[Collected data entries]
#####
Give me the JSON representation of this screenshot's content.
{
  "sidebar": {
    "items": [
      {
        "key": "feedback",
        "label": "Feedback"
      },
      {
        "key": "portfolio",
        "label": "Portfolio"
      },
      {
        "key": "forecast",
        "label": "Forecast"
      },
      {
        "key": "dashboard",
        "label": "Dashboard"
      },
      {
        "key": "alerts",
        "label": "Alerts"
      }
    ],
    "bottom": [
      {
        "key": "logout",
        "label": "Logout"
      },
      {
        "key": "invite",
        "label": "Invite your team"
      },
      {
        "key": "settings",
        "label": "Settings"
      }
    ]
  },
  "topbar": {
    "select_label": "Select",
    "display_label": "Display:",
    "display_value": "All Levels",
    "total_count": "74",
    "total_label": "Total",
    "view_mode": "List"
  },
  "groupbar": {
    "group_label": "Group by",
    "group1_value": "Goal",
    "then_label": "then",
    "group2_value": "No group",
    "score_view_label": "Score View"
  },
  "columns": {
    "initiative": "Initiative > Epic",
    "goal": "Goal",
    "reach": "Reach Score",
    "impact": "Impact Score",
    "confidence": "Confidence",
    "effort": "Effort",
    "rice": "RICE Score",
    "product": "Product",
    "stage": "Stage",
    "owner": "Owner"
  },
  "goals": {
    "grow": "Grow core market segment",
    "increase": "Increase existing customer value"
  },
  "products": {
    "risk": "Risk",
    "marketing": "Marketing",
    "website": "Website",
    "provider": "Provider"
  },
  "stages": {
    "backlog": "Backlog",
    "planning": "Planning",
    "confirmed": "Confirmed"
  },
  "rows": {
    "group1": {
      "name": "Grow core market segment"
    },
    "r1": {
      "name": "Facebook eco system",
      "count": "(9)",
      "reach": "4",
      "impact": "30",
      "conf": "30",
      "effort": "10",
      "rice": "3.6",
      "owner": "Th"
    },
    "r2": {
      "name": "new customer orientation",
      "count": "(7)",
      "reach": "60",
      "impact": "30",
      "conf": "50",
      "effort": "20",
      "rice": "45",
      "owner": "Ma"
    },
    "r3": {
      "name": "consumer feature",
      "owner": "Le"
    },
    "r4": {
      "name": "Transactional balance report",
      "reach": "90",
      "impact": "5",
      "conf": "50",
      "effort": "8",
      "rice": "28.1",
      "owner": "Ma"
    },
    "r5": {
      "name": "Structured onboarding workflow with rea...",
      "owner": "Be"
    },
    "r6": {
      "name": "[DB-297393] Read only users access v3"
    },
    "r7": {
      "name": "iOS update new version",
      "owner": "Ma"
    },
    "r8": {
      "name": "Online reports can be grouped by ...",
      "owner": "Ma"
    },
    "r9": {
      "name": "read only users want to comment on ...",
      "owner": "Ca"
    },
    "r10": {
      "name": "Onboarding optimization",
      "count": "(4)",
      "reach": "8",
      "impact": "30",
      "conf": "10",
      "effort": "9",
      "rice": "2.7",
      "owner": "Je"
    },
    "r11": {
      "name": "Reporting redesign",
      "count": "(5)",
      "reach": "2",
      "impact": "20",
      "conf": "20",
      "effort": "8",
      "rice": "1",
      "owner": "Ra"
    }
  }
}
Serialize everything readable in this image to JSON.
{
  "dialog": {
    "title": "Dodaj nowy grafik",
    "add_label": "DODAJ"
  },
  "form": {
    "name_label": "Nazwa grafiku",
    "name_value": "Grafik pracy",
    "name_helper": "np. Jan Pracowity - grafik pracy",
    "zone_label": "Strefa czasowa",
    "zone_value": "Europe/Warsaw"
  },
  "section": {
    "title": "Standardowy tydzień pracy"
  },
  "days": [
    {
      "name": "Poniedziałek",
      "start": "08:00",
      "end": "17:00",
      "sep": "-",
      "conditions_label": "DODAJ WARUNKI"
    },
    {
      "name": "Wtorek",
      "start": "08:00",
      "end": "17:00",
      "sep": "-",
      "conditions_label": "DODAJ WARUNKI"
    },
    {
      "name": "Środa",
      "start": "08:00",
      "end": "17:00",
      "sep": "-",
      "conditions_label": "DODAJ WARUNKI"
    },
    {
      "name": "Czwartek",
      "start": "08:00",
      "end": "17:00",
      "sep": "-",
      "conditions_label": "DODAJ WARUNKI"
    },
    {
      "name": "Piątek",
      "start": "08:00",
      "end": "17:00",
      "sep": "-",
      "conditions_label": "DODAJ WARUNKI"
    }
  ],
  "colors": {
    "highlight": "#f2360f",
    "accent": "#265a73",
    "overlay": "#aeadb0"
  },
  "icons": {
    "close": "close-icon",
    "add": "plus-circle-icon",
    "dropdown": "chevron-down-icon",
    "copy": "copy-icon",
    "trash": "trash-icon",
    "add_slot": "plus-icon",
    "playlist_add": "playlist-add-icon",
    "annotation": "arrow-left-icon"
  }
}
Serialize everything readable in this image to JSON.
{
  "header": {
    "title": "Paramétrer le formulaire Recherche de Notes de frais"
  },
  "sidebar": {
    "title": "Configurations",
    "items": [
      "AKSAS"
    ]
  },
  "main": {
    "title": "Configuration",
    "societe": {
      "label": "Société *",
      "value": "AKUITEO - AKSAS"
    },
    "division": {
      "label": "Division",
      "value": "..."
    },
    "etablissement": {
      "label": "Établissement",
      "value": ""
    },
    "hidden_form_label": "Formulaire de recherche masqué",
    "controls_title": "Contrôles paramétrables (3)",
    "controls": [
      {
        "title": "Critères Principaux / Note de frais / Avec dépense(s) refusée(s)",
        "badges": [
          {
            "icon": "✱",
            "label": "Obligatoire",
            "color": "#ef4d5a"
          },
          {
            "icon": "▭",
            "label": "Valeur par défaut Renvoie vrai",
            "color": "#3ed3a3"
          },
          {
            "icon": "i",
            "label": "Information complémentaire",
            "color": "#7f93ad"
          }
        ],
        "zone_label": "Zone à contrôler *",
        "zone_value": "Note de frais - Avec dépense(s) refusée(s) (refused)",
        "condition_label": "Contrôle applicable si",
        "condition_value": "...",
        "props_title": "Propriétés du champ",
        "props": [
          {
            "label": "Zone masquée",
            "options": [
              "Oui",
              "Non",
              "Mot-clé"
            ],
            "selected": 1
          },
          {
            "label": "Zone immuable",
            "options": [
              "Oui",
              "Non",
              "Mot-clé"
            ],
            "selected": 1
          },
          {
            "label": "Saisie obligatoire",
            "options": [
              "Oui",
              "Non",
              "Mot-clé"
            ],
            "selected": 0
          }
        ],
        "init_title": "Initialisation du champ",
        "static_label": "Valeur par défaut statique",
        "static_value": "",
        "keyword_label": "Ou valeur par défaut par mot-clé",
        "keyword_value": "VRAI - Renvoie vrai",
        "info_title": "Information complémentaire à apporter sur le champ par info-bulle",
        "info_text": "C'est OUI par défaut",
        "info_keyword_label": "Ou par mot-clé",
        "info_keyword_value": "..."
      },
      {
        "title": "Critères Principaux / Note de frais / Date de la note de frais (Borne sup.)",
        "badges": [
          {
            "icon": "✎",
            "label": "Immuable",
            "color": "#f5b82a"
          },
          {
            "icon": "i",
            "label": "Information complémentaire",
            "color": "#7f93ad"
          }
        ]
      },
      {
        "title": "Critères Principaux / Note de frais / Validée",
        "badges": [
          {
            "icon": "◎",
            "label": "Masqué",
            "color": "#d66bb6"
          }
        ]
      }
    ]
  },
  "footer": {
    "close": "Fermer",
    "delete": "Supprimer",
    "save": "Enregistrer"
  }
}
#####
• **What is being asked**: From the data, list each line in which the string "users" appears.

• **Result of the exercise**:
      "name": "[DB-297393] Read only users access v3"
      "name": "read only users want to comment on ...",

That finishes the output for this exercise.